*Data excerpts:*
-- Start --

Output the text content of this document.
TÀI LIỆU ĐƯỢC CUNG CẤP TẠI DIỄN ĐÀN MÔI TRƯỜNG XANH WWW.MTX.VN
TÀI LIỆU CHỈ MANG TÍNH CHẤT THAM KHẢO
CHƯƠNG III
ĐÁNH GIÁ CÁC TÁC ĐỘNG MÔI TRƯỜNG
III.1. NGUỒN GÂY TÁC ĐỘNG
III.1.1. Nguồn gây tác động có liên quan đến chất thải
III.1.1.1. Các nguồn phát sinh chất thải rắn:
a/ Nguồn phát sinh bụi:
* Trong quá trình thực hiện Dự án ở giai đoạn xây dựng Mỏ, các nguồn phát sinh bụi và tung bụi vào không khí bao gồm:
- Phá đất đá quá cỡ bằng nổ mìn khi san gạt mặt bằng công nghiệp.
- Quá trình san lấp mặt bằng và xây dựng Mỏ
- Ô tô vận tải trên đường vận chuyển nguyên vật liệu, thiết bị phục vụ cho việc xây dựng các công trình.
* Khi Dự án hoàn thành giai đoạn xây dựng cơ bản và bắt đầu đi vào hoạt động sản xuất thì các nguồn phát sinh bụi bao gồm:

-- End --
-- Start --

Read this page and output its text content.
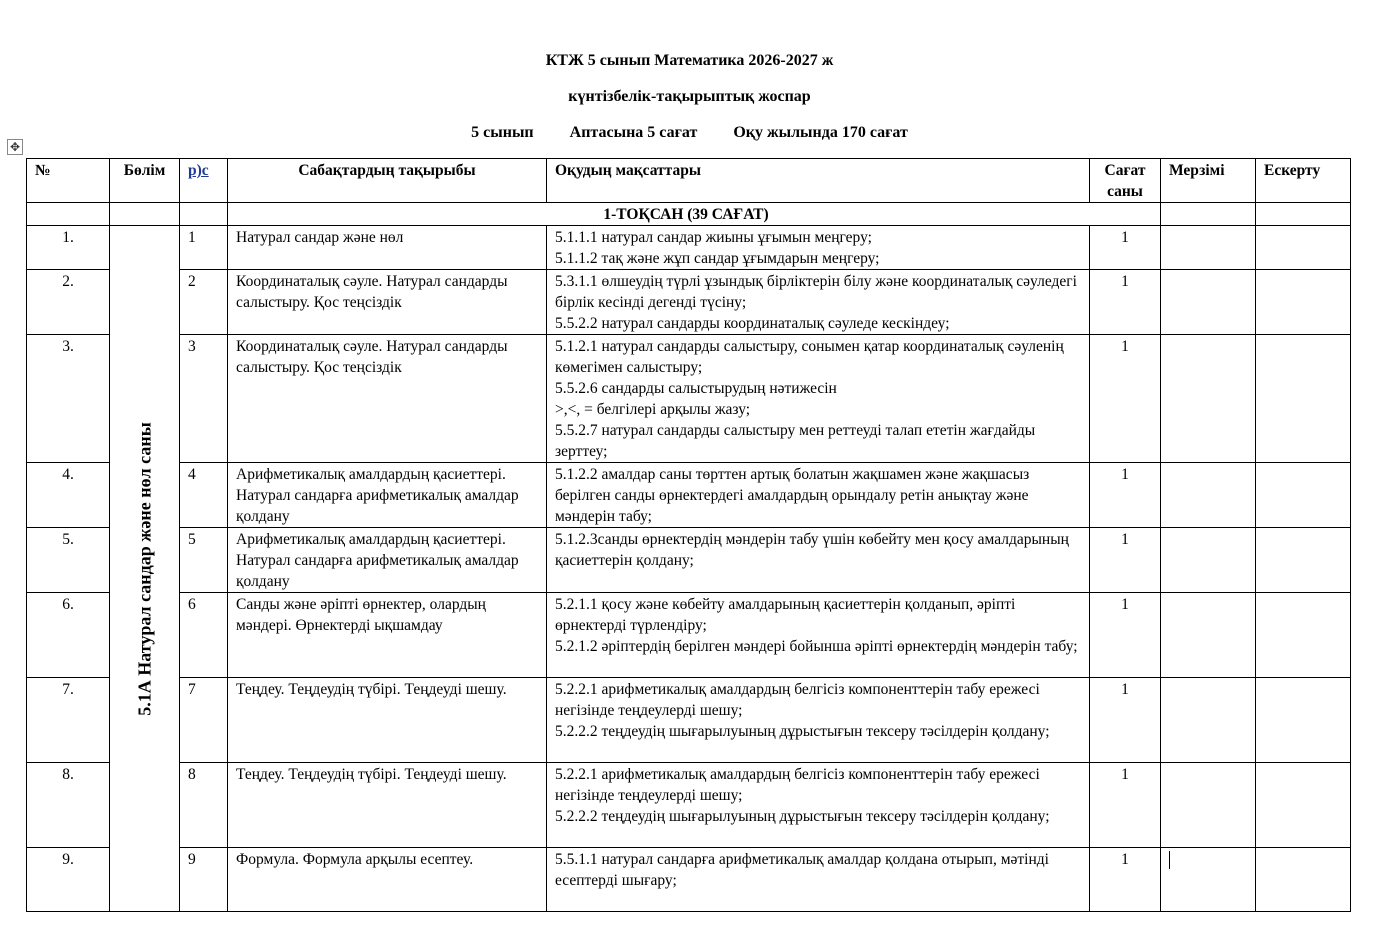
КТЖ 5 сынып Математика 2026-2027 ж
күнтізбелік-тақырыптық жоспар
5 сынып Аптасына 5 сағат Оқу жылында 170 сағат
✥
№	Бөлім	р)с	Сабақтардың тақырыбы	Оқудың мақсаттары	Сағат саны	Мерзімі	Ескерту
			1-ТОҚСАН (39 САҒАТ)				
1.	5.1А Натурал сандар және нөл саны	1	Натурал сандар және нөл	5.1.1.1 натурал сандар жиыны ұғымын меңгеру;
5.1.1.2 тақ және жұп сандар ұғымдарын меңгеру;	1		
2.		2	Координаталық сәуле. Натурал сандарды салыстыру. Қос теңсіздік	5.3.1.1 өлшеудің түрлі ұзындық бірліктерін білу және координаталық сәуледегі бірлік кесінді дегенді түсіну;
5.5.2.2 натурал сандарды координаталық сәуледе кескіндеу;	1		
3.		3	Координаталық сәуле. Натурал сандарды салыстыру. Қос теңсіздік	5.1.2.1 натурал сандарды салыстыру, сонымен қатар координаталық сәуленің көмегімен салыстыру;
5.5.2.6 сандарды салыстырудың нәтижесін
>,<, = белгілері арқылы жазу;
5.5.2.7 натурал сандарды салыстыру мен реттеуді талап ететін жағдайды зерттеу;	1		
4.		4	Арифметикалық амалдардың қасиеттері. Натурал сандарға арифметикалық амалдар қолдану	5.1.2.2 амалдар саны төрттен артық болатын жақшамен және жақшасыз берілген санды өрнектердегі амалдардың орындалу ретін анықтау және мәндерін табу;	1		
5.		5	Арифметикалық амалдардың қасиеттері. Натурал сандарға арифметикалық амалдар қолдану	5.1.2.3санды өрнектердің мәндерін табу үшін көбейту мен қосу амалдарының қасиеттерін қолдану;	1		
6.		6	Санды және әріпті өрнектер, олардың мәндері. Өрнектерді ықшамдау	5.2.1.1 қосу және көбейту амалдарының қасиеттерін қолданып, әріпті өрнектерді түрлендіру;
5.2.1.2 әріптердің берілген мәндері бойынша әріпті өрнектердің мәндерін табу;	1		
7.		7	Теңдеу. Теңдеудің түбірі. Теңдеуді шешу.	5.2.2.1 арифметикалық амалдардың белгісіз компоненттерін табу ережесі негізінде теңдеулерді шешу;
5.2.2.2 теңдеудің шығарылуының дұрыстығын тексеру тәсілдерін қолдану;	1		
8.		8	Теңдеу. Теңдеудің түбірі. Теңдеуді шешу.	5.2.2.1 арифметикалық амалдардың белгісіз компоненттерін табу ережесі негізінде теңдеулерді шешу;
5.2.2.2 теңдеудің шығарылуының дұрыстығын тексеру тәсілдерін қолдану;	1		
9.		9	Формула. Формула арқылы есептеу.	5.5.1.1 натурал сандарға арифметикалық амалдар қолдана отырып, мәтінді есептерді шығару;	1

-- End --

*EXERCISE PROMPT:* Extract every line that has the string "табу" in it.

*TASK OUTPUT:*
4.		4	Арифметикалық амалдардың қасиеттері. Натурал сандарға арифметикалық амалдар қолдану	5.1.2.2 амалдар саны төрттен артық болатын жақшамен және жақшасыз берілген санды өрнектердегі амалдардың орындалу ретін анықтау және мәндерін табу;	1		
5.		5	Арифметикалық амалдардың қасиеттері. Натурал сандарға арифметикалық амалдар қолдану	5.1.2.3санды өрнектердің мәндерін табу үшін көбейту мен қосу амалдарының қасиеттерін қолдану;	1		
5.2.1.2 әріптердің берілген мәндері бойынша әріпті өрнектердің мәндерін табу;	1		
7.		7	Теңдеу. Теңдеудің түбірі. Теңдеуді шешу.	5.2.2.1 арифметикалық амалдардың белгісіз компоненттерін табу ережесі негізінде теңдеулерді шешу;
8.		8	Теңдеу. Теңдеудің түбірі. Теңдеуді шешу.	5.2.2.1 арифметикалық амалдардың белгісіз компоненттерін табу ережесі негізінде теңдеулерді шешу;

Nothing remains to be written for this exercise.